▶ [EXERCISE DETAILS] Wherever the word "故B正确" appears in a line, extract that line.
[Begin]
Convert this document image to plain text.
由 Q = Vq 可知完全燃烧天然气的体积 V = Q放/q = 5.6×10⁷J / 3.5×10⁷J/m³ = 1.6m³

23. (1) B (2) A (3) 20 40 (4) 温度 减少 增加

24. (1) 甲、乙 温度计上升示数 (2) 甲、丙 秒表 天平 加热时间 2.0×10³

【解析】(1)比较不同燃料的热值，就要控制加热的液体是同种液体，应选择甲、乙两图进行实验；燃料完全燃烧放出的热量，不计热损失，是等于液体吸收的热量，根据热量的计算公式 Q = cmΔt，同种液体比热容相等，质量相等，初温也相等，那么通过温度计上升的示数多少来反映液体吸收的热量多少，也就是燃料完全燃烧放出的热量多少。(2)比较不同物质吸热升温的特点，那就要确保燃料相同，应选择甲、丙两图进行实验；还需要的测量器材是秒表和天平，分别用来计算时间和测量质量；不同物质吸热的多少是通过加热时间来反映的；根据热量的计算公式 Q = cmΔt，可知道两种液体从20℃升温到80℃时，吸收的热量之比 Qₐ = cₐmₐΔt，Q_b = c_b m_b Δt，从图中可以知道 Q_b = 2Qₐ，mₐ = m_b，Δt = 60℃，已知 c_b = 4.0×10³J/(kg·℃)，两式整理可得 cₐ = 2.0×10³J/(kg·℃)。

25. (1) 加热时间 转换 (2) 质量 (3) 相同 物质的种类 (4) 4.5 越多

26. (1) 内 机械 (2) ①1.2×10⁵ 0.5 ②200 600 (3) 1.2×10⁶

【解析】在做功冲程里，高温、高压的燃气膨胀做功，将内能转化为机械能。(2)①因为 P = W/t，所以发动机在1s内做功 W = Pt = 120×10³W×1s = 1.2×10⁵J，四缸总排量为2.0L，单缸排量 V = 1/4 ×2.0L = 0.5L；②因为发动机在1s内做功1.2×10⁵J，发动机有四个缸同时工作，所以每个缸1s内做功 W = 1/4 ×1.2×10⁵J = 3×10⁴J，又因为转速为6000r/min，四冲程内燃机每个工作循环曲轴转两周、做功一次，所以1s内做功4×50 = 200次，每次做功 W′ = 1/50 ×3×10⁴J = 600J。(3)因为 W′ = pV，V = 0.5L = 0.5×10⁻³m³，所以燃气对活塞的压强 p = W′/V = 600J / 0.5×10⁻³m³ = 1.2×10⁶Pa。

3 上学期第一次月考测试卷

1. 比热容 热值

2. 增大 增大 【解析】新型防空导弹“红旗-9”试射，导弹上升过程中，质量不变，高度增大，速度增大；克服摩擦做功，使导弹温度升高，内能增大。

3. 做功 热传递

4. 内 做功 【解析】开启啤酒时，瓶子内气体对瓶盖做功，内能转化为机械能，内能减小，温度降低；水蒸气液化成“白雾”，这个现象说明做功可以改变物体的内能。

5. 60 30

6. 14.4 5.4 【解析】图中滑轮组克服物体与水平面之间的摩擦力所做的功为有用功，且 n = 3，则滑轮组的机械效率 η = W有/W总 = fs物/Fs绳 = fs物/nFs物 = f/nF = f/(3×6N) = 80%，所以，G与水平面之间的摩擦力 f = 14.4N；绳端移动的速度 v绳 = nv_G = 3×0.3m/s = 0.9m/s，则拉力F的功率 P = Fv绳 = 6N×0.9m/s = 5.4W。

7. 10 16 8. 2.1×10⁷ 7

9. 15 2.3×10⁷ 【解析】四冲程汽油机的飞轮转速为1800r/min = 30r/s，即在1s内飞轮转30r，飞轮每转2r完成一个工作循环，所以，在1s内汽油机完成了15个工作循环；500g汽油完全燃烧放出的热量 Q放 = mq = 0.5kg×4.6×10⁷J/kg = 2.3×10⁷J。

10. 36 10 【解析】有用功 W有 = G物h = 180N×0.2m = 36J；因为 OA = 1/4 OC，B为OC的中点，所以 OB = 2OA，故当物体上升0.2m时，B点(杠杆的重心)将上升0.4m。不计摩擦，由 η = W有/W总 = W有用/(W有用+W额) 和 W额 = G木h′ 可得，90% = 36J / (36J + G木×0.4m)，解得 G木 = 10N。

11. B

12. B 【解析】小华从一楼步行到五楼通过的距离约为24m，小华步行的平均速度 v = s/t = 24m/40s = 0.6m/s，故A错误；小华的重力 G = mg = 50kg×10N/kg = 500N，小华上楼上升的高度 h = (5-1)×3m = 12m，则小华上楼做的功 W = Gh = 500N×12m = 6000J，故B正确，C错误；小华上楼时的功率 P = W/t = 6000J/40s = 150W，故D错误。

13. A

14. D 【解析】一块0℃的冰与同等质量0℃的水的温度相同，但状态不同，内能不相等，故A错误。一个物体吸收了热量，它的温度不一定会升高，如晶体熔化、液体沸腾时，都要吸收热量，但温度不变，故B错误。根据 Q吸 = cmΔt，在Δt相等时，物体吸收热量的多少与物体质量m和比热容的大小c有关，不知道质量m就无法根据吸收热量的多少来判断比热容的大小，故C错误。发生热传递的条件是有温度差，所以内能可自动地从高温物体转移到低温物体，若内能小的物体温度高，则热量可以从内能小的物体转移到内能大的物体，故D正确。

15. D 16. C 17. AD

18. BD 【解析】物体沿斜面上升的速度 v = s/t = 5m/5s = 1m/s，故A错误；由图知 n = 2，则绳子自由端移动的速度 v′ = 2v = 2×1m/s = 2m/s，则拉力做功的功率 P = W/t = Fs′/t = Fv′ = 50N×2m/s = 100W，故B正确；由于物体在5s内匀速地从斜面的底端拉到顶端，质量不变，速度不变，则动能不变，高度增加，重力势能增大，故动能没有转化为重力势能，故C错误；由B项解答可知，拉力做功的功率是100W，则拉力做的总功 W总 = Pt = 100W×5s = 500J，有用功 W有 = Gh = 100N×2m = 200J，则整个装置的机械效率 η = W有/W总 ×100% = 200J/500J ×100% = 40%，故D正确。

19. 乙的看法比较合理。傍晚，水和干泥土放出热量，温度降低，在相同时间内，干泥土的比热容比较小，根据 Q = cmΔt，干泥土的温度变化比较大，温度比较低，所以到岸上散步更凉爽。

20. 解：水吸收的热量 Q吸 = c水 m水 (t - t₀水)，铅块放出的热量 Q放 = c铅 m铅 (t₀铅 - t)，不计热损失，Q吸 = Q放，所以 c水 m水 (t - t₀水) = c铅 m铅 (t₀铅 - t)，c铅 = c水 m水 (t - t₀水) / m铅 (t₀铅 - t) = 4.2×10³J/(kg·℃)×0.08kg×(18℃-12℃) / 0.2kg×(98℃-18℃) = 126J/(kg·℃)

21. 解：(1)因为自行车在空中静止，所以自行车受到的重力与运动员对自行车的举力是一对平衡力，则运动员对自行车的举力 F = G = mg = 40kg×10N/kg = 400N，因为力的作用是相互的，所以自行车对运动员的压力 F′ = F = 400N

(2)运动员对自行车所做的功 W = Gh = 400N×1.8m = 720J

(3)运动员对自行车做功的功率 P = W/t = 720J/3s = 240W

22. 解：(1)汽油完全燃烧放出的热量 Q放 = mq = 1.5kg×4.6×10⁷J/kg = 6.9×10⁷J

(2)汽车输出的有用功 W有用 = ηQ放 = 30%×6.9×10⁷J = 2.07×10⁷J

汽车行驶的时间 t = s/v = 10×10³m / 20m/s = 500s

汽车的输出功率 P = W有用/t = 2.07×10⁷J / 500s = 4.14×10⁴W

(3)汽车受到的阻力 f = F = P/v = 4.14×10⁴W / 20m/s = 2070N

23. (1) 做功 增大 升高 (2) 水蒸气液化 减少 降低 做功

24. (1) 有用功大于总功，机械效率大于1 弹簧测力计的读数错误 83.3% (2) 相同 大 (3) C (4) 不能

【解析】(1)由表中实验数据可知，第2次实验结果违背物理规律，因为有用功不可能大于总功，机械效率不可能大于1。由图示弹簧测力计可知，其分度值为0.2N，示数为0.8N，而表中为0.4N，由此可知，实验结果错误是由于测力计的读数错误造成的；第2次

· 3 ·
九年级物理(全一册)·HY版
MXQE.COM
[End]
▶ [FINAL ANSWER]
12. B 【解析】小华从一楼步行到五楼通过的距离约为24m，小华步行的平均速度 v = s/t = 24m/40s = 0.6m/s，故A错误；小华的重力 G = mg = 50kg×10N/kg = 500N，小华上楼上升的高度 h = (5-1)×3m = 12m，则小华上楼做的功 W = Gh = 500N×12m = 6000J，故B正确，C错误；小华上楼时的功率 P = W/t = 6000J/40s = 150W，故D错误。
18. BD 【解析】物体沿斜面上升的速度 v = s/t = 5m/5s = 1m/s，故A错误；由图知 n = 2，则绳子自由端移动的速度 v′ = 2v = 2×1m/s = 2m/s，则拉力做功的功率 P = W/t = Fs′/t = Fv′ = 50N×2m/s = 100W，故B正确；由于物体在5s内匀速地从斜面的底端拉到顶端，质量不变，速度不变，则动能不变，高度增加，重力势能增大，故动能没有转化为重力势能，故C错误；由B项解答可知，拉力做功的功率是100W，则拉力做的总功 W总 = Pt = 100W×5s = 500J，有用功 W有 = Gh = 100N×2m = 200J，则整个装置的机械效率 η = W有/W总 ×100% = 200J/500J ×100% = 40%，故D正确。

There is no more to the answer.